* START RECORDED DATA *

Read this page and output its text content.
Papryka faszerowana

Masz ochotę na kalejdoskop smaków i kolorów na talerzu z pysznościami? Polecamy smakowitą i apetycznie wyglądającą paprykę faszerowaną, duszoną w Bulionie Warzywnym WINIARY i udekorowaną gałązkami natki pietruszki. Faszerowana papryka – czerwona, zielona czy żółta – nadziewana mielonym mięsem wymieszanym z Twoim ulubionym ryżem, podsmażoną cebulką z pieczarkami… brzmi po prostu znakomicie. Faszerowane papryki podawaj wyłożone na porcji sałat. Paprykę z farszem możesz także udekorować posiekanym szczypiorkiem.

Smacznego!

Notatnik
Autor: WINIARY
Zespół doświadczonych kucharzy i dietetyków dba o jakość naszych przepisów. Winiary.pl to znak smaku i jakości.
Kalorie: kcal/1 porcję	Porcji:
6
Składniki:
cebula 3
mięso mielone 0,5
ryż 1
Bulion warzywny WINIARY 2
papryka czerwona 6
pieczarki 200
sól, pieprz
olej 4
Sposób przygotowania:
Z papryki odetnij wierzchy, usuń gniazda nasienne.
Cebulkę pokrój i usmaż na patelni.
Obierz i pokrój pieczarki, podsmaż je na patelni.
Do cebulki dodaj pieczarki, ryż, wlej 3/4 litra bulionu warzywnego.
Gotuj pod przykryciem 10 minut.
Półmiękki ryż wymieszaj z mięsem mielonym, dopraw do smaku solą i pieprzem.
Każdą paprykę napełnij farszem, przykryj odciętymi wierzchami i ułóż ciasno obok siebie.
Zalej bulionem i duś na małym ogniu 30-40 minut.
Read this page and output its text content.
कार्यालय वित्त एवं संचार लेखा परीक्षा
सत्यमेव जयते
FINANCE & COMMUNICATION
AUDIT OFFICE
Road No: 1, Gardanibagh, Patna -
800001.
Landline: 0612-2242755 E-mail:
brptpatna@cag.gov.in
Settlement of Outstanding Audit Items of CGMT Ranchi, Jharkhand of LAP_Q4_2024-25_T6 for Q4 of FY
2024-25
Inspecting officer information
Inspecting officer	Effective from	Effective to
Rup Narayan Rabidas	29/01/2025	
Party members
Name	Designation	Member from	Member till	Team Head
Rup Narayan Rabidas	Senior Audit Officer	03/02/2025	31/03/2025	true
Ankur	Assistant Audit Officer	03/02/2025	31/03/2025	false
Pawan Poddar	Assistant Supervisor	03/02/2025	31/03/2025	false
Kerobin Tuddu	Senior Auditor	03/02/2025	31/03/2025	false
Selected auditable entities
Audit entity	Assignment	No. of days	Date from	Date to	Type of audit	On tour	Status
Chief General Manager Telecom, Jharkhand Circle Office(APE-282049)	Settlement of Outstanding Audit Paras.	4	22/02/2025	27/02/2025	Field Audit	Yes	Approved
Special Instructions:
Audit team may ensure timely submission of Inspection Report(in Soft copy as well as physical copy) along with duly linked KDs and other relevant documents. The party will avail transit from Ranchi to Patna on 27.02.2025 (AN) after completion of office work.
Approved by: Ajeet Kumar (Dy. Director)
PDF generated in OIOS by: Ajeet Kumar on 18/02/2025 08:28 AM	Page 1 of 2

* END RECORDED DATA *

_TO DO_:
Copy out all of the lines above exactly.

_ANSWER TO THE PROBLEM_:
Read this page and output its text content.
Papryka faszerowana

Masz ochotę na kalejdoskop smaków i kolorów na talerzu z pysznościami? Polecamy smakowitą i apetycznie wyglądającą paprykę faszerowaną, duszoną w Bulionie Warzywnym WINIARY i udekorowaną gałązkami natki pietruszki. Faszerowana papryka – czerwona, zielona czy żółta – nadziewana mielonym mięsem wymieszanym z Twoim ulubionym ryżem, podsmażoną cebulką z pieczarkami… brzmi po prostu znakomicie. Faszerowane papryki podawaj wyłożone na porcji sałat. Paprykę z farszem możesz także udekorować posiekanym szczypiorkiem.

Smacznego!

Notatnik
Autor: WINIARY
Zespół doświadczonych kucharzy i dietetyków dba o jakość naszych przepisów. Winiary.pl to znak smaku i jakości.
Kalorie: kcal/1 porcję	Porcji:
6
Składniki:
cebula 3
mięso mielone 0,5
ryż 1
Bulion warzywny WINIARY 2
papryka czerwona 6
pieczarki 200
sól, pieprz
olej 4
Sposób przygotowania:
Z papryki odetnij wierzchy, usuń gniazda nasienne.
Cebulkę pokrój i usmaż na patelni.
Obierz i pokrój pieczarki, podsmaż je na patelni.
Do cebulki dodaj pieczarki, ryż, wlej 3/4 litra bulionu warzywnego.
Gotuj pod przykryciem 10 minut.
Półmiękki ryż wymieszaj z mięsem mielonym, dopraw do smaku solą i pieprzem.
Każdą paprykę napełnij farszem, przykryj odciętymi wierzchami i ułóż ciasno obok siebie.
Zalej bulionem i duś na małym ogniu 30-40 minut.
Read this page and output its text content.
कार्यालय वित्त एवं संचार लेखा परीक्षा
सत्यमेव जयते
FINANCE & COMMUNICATION
AUDIT OFFICE
Road No: 1, Gardanibagh, Patna -
800001.
Landline: 0612-2242755 E-mail:
brptpatna@cag.gov.in
Settlement of Outstanding Audit Items of CGMT Ranchi, Jharkhand of LAP_Q4_2024-25_T6 for Q4 of FY
2024-25
Inspecting officer information
Inspecting officer	Effective from	Effective to
Rup Narayan Rabidas	29/01/2025	
Party members
Name	Designation	Member from	Member till	Team Head
Rup Narayan Rabidas	Senior Audit Officer	03/02/2025	31/03/2025	true
Ankur	Assistant Audit Officer	03/02/2025	31/03/2025	false
Pawan Poddar	Assistant Supervisor	03/02/2025	31/03/2025	false
Kerobin Tuddu	Senior Auditor	03/02/2025	31/03/2025	false
Selected auditable entities
Audit entity	Assignment	No. of days	Date from	Date to	Type of audit	On tour	Status
Chief General Manager Telecom, Jharkhand Circle Office(APE-282049)	Settlement of Outstanding Audit Paras.	4	22/02/2025	27/02/2025	Field Audit	Yes	Approved
Special Instructions:
Audit team may ensure timely submission of Inspection Report(in Soft copy as well as physical copy) along with duly linked KDs and other relevant documents. The party will avail transit from Ranchi to Patna on 27.02.2025 (AN) after completion of office work.
Approved by: Ajeet Kumar (Dy. Director)
PDF generated in OIOS by: Ajeet Kumar on 18/02/2025 08:28 AM	Page 1 of 2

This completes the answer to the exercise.